Records:
■ ■ ■ ■ ■

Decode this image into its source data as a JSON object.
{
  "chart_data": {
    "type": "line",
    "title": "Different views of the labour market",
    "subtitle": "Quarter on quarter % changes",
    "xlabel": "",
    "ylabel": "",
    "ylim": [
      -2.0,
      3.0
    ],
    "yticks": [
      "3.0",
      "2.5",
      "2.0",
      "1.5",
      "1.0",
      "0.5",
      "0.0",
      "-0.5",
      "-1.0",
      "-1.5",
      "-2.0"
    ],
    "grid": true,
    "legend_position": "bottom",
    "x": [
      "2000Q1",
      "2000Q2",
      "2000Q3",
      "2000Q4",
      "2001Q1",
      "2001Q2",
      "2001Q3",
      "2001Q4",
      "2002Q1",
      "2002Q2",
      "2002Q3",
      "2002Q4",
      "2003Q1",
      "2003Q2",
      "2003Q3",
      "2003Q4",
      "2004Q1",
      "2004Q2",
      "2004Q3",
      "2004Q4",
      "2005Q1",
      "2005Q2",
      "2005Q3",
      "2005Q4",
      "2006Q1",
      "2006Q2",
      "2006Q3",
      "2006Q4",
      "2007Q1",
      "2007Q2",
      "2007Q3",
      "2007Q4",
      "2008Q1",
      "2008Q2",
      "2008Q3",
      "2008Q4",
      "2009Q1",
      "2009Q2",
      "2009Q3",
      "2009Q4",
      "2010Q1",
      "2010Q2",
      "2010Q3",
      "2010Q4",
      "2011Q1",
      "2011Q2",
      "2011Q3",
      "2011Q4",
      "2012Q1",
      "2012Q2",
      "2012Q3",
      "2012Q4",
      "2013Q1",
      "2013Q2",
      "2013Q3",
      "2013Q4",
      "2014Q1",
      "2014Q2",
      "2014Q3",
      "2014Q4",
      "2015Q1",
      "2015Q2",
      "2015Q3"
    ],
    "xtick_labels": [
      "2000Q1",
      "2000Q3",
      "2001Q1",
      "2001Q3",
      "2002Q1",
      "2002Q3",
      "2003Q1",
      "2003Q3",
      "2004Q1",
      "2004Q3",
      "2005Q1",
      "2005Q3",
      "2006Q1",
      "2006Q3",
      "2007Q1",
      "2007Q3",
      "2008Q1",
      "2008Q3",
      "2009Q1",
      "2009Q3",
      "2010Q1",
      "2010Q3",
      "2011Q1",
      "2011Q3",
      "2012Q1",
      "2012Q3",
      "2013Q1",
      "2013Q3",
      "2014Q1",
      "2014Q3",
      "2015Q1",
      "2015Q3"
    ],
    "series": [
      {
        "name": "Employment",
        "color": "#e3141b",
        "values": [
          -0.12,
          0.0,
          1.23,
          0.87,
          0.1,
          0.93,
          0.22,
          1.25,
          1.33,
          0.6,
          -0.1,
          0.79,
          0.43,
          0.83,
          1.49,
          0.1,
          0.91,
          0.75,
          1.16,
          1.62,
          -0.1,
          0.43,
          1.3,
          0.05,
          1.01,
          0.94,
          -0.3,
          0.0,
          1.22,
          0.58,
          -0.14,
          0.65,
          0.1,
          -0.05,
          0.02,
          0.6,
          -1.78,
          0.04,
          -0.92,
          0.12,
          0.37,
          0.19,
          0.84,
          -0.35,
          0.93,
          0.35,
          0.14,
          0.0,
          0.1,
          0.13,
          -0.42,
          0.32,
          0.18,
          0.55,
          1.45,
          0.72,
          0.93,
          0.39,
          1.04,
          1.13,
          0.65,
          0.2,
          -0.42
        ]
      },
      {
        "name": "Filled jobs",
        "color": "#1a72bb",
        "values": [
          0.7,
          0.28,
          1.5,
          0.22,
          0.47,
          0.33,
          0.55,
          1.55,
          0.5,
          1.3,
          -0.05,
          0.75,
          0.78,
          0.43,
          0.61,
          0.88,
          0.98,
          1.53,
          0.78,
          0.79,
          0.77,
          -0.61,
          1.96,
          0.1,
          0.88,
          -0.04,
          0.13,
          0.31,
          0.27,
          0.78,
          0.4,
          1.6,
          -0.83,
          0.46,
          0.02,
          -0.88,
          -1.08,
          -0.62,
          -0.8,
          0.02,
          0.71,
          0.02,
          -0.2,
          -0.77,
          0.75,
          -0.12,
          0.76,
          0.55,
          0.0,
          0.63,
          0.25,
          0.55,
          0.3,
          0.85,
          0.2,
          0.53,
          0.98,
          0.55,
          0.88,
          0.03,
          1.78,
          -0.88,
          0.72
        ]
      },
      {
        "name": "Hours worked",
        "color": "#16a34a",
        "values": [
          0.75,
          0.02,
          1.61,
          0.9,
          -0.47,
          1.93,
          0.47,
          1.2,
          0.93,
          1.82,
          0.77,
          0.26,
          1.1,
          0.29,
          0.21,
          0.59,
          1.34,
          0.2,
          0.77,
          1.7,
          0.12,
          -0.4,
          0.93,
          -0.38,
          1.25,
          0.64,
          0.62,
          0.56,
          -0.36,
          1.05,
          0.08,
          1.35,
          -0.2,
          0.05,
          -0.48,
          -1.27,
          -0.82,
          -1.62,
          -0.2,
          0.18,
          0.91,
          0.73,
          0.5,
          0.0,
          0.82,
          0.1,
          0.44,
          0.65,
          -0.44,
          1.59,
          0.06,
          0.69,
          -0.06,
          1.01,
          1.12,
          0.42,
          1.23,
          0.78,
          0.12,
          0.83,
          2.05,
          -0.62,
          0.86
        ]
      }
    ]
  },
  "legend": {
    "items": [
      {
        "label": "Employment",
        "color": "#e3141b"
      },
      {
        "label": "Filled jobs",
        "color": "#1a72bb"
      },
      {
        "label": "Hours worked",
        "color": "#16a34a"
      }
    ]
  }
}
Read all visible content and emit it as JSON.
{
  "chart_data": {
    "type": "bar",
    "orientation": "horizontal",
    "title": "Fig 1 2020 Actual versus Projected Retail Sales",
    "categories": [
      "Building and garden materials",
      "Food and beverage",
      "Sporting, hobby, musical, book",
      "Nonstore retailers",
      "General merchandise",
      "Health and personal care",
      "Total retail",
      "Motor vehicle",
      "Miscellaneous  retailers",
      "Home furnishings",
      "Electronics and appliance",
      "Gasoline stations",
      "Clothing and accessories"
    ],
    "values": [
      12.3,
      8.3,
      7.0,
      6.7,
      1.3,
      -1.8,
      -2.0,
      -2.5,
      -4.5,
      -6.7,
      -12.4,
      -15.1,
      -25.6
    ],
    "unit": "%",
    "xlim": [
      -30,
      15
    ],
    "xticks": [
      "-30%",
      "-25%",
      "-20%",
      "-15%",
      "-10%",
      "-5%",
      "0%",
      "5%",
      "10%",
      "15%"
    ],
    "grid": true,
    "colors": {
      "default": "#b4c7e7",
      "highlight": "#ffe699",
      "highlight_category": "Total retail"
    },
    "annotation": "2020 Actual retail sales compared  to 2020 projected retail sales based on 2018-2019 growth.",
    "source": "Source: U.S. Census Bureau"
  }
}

■ ■ ■ ■ ■

[Exercise directions]
Transcribe every record above exactly as it appears.

[Exercise output]
Decode this image into its source data as a JSON object.
{
  "chart_data": {
    "type": "line",
    "title": "Different views of the labour market",
    "subtitle": "Quarter on quarter % changes",
    "xlabel": "",
    "ylabel": "",
    "ylim": [
      -2.0,
      3.0
    ],
    "yticks": [
      "3.0",
      "2.5",
      "2.0",
      "1.5",
      "1.0",
      "0.5",
      "0.0",
      "-0.5",
      "-1.0",
      "-1.5",
      "-2.0"
    ],
    "grid": true,
    "legend_position": "bottom",
    "x": [
      "2000Q1",
      "2000Q2",
      "2000Q3",
      "2000Q4",
      "2001Q1",
      "2001Q2",
      "2001Q3",
      "2001Q4",
      "2002Q1",
      "2002Q2",
      "2002Q3",
      "2002Q4",
      "2003Q1",
      "2003Q2",
      "2003Q3",
      "2003Q4",
      "2004Q1",
      "2004Q2",
      "2004Q3",
      "2004Q4",
      "2005Q1",
      "2005Q2",
      "2005Q3",
      "2005Q4",
      "2006Q1",
      "2006Q2",
      "2006Q3",
      "2006Q4",
      "2007Q1",
      "2007Q2",
      "2007Q3",
      "2007Q4",
      "2008Q1",
      "2008Q2",
      "2008Q3",
      "2008Q4",
      "2009Q1",
      "2009Q2",
      "2009Q3",
      "2009Q4",
      "2010Q1",
      "2010Q2",
      "2010Q3",
      "2010Q4",
      "2011Q1",
      "2011Q2",
      "2011Q3",
      "2011Q4",
      "2012Q1",
      "2012Q2",
      "2012Q3",
      "2012Q4",
      "2013Q1",
      "2013Q2",
      "2013Q3",
      "2013Q4",
      "2014Q1",
      "2014Q2",
      "2014Q3",
      "2014Q4",
      "2015Q1",
      "2015Q2",
      "2015Q3"
    ],
    "xtick_labels": [
      "2000Q1",
      "2000Q3",
      "2001Q1",
      "2001Q3",
      "2002Q1",
      "2002Q3",
      "2003Q1",
      "2003Q3",
      "2004Q1",
      "2004Q3",
      "2005Q1",
      "2005Q3",
      "2006Q1",
      "2006Q3",
      "2007Q1",
      "2007Q3",
      "2008Q1",
      "2008Q3",
      "2009Q1",
      "2009Q3",
      "2010Q1",
      "2010Q3",
      "2011Q1",
      "2011Q3",
      "2012Q1",
      "2012Q3",
      "2013Q1",
      "2013Q3",
      "2014Q1",
      "2014Q3",
      "2015Q1",
      "2015Q3"
    ],
    "series": [
      {
        "name": "Employment",
        "color": "#e3141b",
        "values": [
          -0.12,
          0.0,
          1.23,
          0.87,
          0.1,
          0.93,
          0.22,
          1.25,
          1.33,
          0.6,
          -0.1,
          0.79,
          0.43,
          0.83,
          1.49,
          0.1,
          0.91,
          0.75,
          1.16,
          1.62,
          -0.1,
          0.43,
          1.3,
          0.05,
          1.01,
          0.94,
          -0.3,
          0.0,
          1.22,
          0.58,
          -0.14,
          0.65,
          0.1,
          -0.05,
          0.02,
          0.6,
          -1.78,
          0.04,
          -0.92,
          0.12,
          0.37,
          0.19,
          0.84,
          -0.35,
          0.93,
          0.35,
          0.14,
          0.0,
          0.1,
          0.13,
          -0.42,
          0.32,
          0.18,
          0.55,
          1.45,
          0.72,
          0.93,
          0.39,
          1.04,
          1.13,
          0.65,
          0.2,
          -0.42
        ]
      },
      {
        "name": "Filled jobs",
        "color": "#1a72bb",
        "values": [
          0.7,
          0.28,
          1.5,
          0.22,
          0.47,
          0.33,
          0.55,
          1.55,
          0.5,
          1.3,
          -0.05,
          0.75,
          0.78,
          0.43,
          0.61,
          0.88,
          0.98,
          1.53,
          0.78,
          0.79,
          0.77,
          -0.61,
          1.96,
          0.1,
          0.88,
          -0.04,
          0.13,
          0.31,
          0.27,
          0.78,
          0.4,
          1.6,
          -0.83,
          0.46,
          0.02,
          -0.88,
          -1.08,
          -0.62,
          -0.8,
          0.02,
          0.71,
          0.02,
          -0.2,
          -0.77,
          0.75,
          -0.12,
          0.76,
          0.55,
          0.0,
          0.63,
          0.25,
          0.55,
          0.3,
          0.85,
          0.2,
          0.53,
          0.98,
          0.55,
          0.88,
          0.03,
          1.78,
          -0.88,
          0.72
        ]
      },
      {
        "name": "Hours worked",
        "color": "#16a34a",
        "values": [
          0.75,
          0.02,
          1.61,
          0.9,
          -0.47,
          1.93,
          0.47,
          1.2,
          0.93,
          1.82,
          0.77,
          0.26,
          1.1,
          0.29,
          0.21,
          0.59,
          1.34,
          0.2,
          0.77,
          1.7,
          0.12,
          -0.4,
          0.93,
          -0.38,
          1.25,
          0.64,
          0.62,
          0.56,
          -0.36,
          1.05,
          0.08,
          1.35,
          -0.2,
          0.05,
          -0.48,
          -1.27,
          -0.82,
          -1.62,
          -0.2,
          0.18,
          0.91,
          0.73,
          0.5,
          0.0,
          0.82,
          0.1,
          0.44,
          0.65,
          -0.44,
          1.59,
          0.06,
          0.69,
          -0.06,
          1.01,
          1.12,
          0.42,
          1.23,
          0.78,
          0.12,
          0.83,
          2.05,
          -0.62,
          0.86
        ]
      }
    ]
  },
  "legend": {
    "items": [
      {
        "label": "Employment",
        "color": "#e3141b"
      },
      {
        "label": "Filled jobs",
        "color": "#1a72bb"
      },
      {
        "label": "Hours worked",
        "color": "#16a34a"
      }
    ]
  }
}
Read all visible content and emit it as JSON.
{
  "chart_data": {
    "type": "bar",
    "orientation": "horizontal",
    "title": "Fig 1 2020 Actual versus Projected Retail Sales",
    "categories": [
      "Building and garden materials",
      "Food and beverage",
      "Sporting, hobby, musical, book",
      "Nonstore retailers",
      "General merchandise",
      "Health and personal care",
      "Total retail",
      "Motor vehicle",
      "Miscellaneous  retailers",
      "Home furnishings",
      "Electronics and appliance",
      "Gasoline stations",
      "Clothing and accessories"
    ],
    "values": [
      12.3,
      8.3,
      7.0,
      6.7,
      1.3,
      -1.8,
      -2.0,
      -2.5,
      -4.5,
      -6.7,
      -12.4,
      -15.1,
      -25.6
    ],
    "unit": "%",
    "xlim": [
      -30,
      15
    ],
    "xticks": [
      "-30%",
      "-25%",
      "-20%",
      "-15%",
      "-10%",
      "-5%",
      "0%",
      "5%",
      "10%",
      "15%"
    ],
    "grid": true,
    "colors": {
      "default": "#b4c7e7",
      "highlight": "#ffe699",
      "highlight_category": "Total retail"
    },
    "annotation": "2020 Actual retail sales compared  to 2020 projected retail sales based on 2018-2019 growth.",
    "source": "Source: U.S. Census Bureau"
  }
}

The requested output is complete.